(Entries taken from a collection)
__________

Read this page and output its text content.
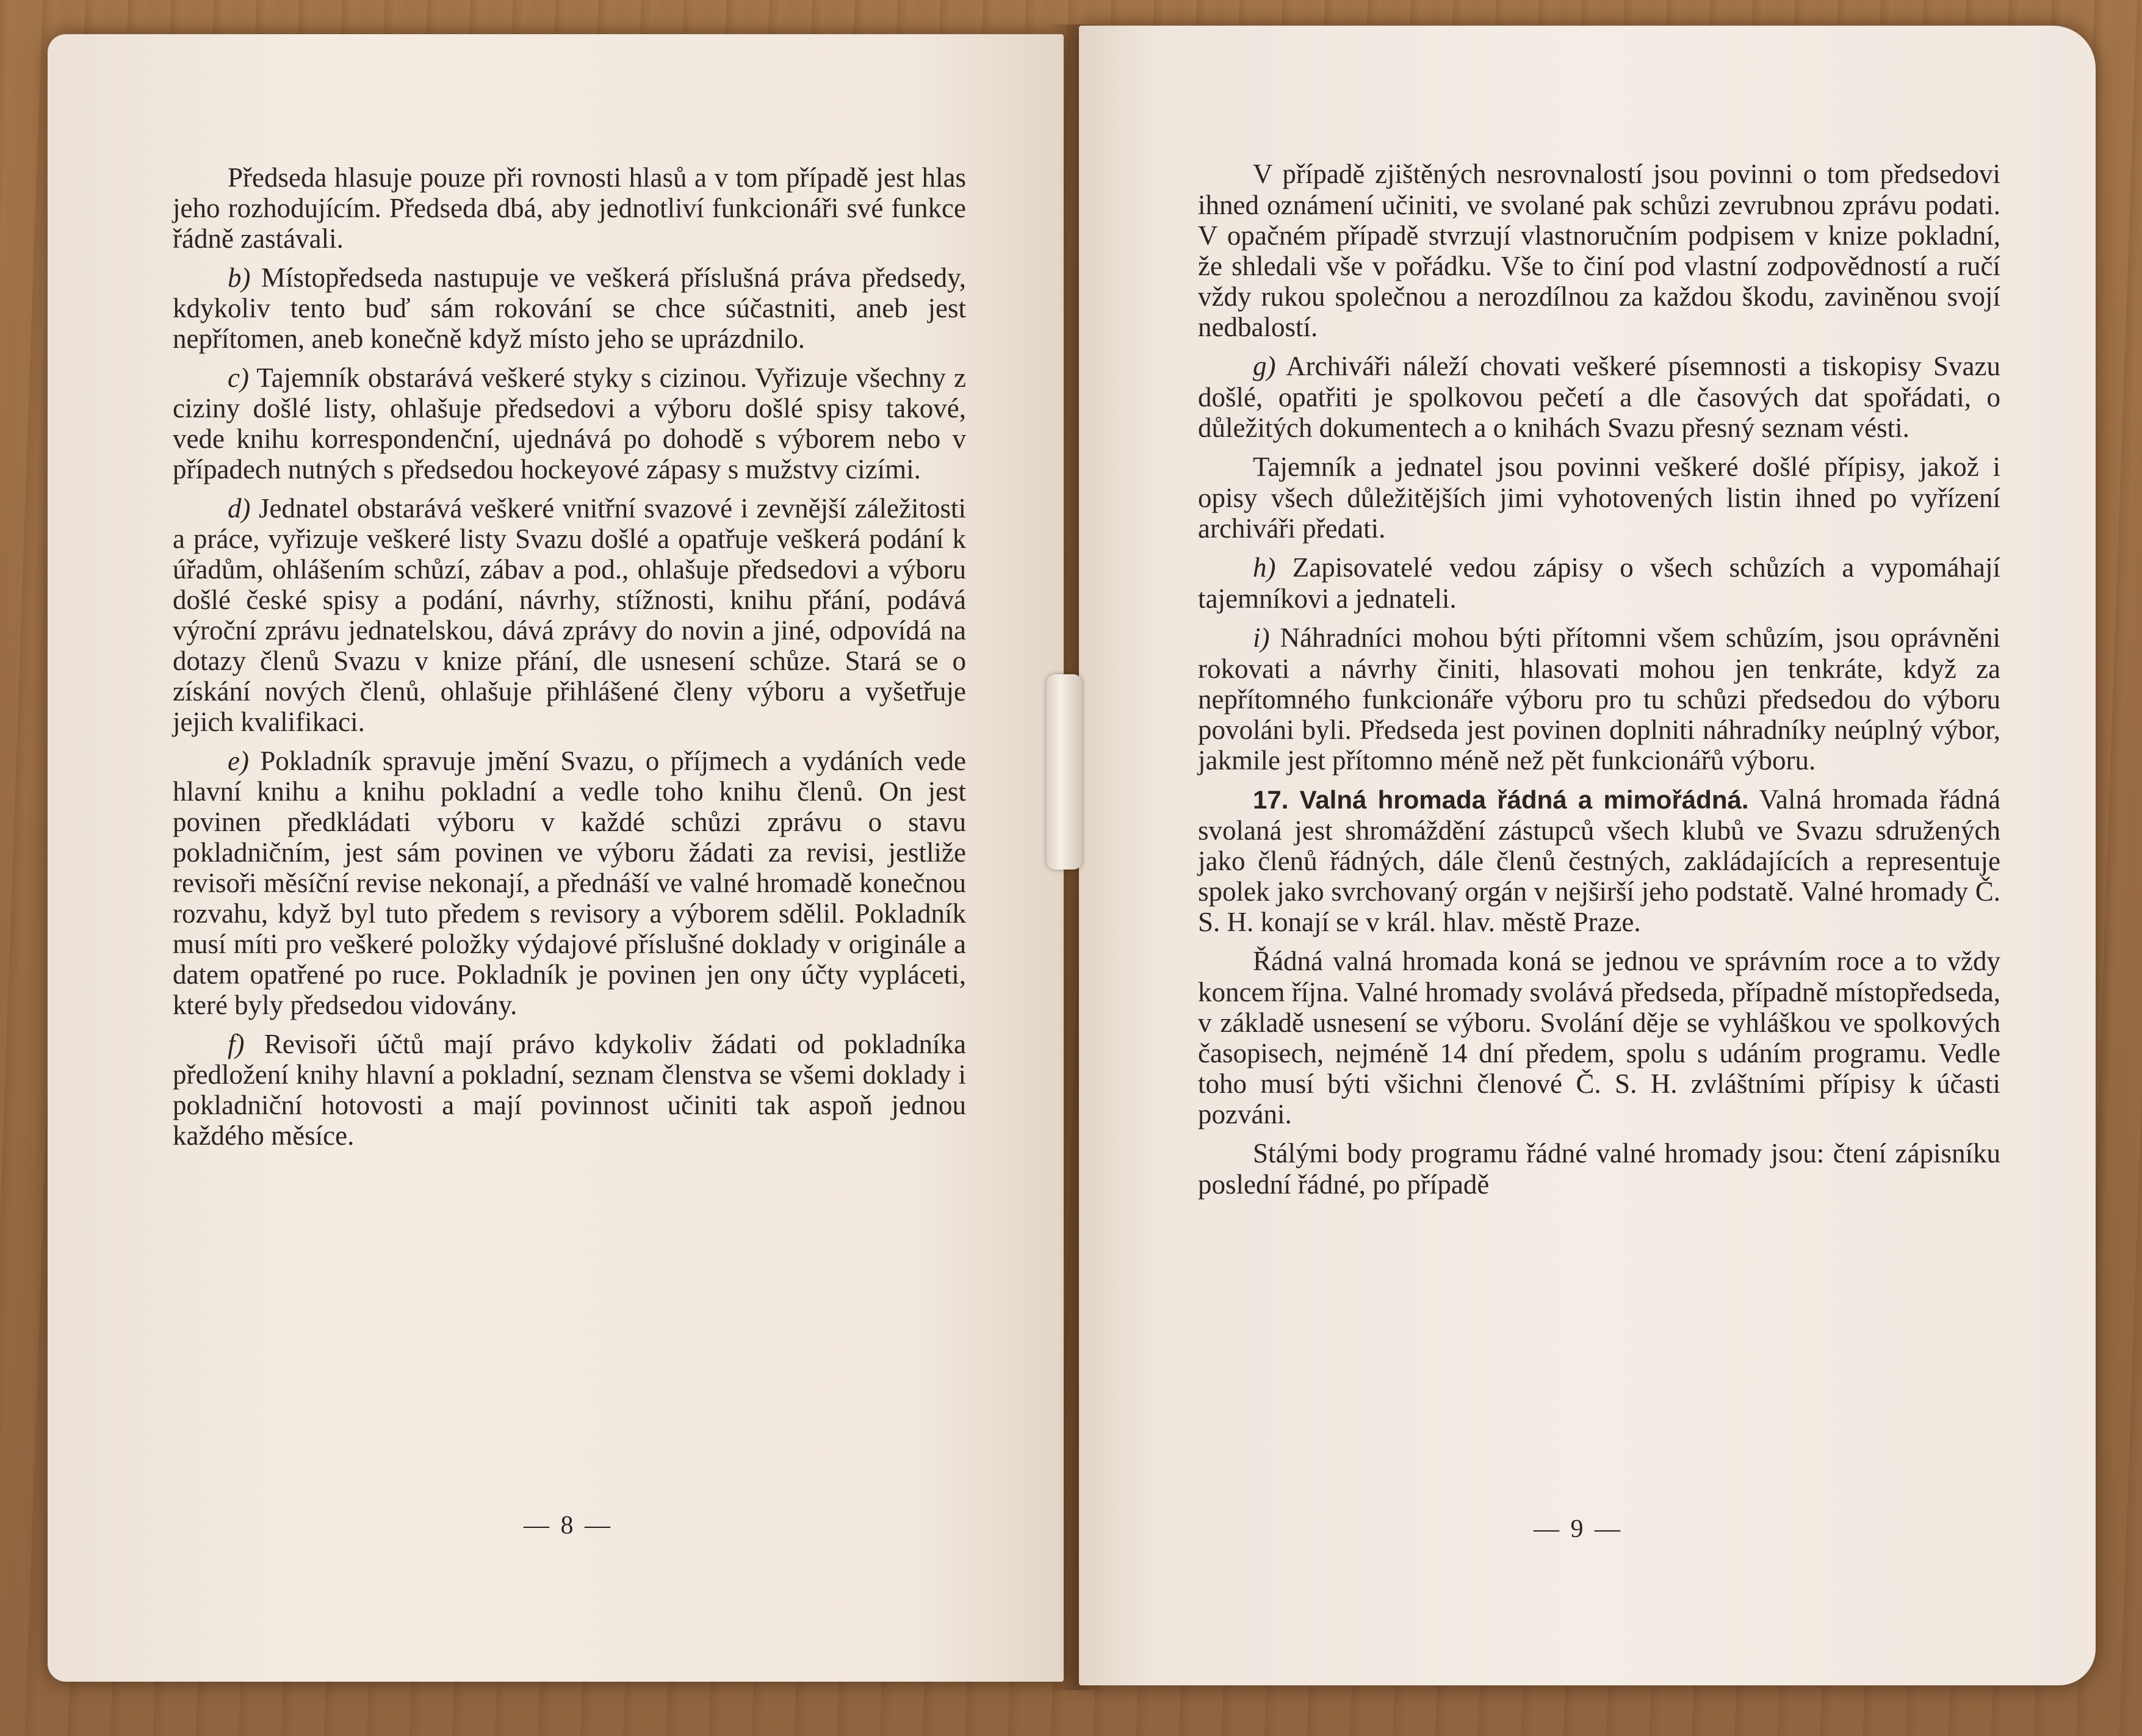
Předseda hlasuje pouze při rovnosti hlasů a v tom případě jest hlas jeho rozhodujícím. Předseda dbá, aby jednotliví funkcionáři své funkce řádně zastávali.

b) Místopředseda nastupuje ve veškerá příslušná práva předsedy, kdykoliv tento buď sám rokování se chce súčastniti, aneb jest nepřítomen, aneb konečně když místo jeho se uprázdnilo.

c) Tajemník obstarává veškeré styky s cizinou. Vyřizuje všechny z ciziny došlé listy, ohlašuje předsedovi a výboru došlé spisy takové, vede knihu korrespondenční, ujednává po dohodě s výborem nebo v případech nutných s předsedou hockeyové zápasy s mužstvy cizími.

d) Jednatel obstarává veškeré vnitřní svazové i zevnější záležitosti a práce, vyřizuje veškeré listy Svazu došlé a opatřuje veškerá podání k úřadům, ohlášením schůzí, zábav a pod., ohlašuje předsedovi a výboru došlé české spisy a podání, návrhy, stížnosti, knihu přání, podává výroční zprávu jednatelskou, dává zprávy do novin a jiné, odpovídá na dotazy členů Svazu v knize přání, dle usnesení schůze. Stará se o získání nových členů, ohlašuje přihlášené členy výboru a vyšetřuje jejich kvalifikaci.

e) Pokladník spravuje jmění Svazu, o příjmech a vydáních vede hlavní knihu a knihu pokladní a vedle toho knihu členů. On jest povinen předkládati výboru v každé schůzi zprávu o stavu pokladničním, jest sám povinen ve výboru žádati za revisi, jestliže revisoři měsíční revise nekonají, a přednáší ve valné hromadě konečnou rozvahu, když byl tuto předem s revisory a výborem sdělil. Pokladník musí míti pro veškeré položky výdajové příslušné doklady v originále a datem opatřené po ruce. Pokladník je povinen jen ony účty vypláceti, které byly předsedou vidovány.

f) Revisoři účtů mají právo kdykoliv žádati od pokladníka předložení knihy hlavní a pokladní, seznam členstva se všemi doklady i pokladniční hotovosti a mají povinnost učiniti tak aspoň jednou každého měsíce.

— 8 —

V případě zjištěných nesrovnalostí jsou povinni o tom předsedovi ihned oznámení učiniti, ve svolané pak schůzi zevrubnou zprávu podati. V opačném případě stvrzují vlastnoručním podpisem v knize pokladní, že shledali vše v pořádku. Vše to činí pod vlastní zodpovědností a ručí vždy rukou společnou a nerozdílnou za každou škodu, zaviněnou svojí nedbalostí.

g) Archiváři náleží chovati veškeré písemnosti a tiskopisy Svazu došlé, opatřiti je spolkovou pečetí a dle časových dat spořádati, o důležitých dokumentech a o knihách Svazu přesný seznam vésti.

Tajemník a jednatel jsou povinni veškeré došlé přípisy, jakož i opisy všech důležitějších jimi vyhotovených listin ihned po vyřízení archiváři předati.

h) Zapisovatelé vedou zápisy o všech schůzích a vypomáhají tajemníkovi a jednateli.

i) Náhradníci mohou býti přítomni všem schůzím, jsou oprávněni rokovati a návrhy činiti, hlasovati mohou jen tenkráte, když za nepřítomného funkcionáře výboru pro tu schůzi předsedou do výboru povoláni byli. Předseda jest povinen doplniti náhradníky neúplný výbor, jakmile jest přítomno méně než pět funkcionářů výboru.

17. Valná hromada řádná a mimořádná. Valná hromada řádná svolaná jest shromáždění zástupců všech klubů ve Svazu sdružených jako členů řádných, dále členů čestných, zakládajících a representuje spolek jako svrchovaný orgán v nejširší jeho podstatě. Valné hromady Č. S. H. konají se v král. hlav. městě Praze.

Řádná valná hromada koná se jednou ve správním roce a to vždy koncem října. Valné hromady svolává předseda, případně místopředseda, v základě usnesení se výboru. Svolání děje se vyhláškou ve spolkových časopisech, nejméně 14 dní předem, spolu s udáním programu. Vedle toho musí býti všichni členové Č. S. H. zvláštními přípisy k účasti pozváni.

Stálými body programu řádné valné hromady jsou: čtení zápisníku poslední řádné, po případě

— 9 —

__________

What the task requires: Looking at the entries above, say how many lines contain the word "učiniti". Only the number is wanted.

The output: 2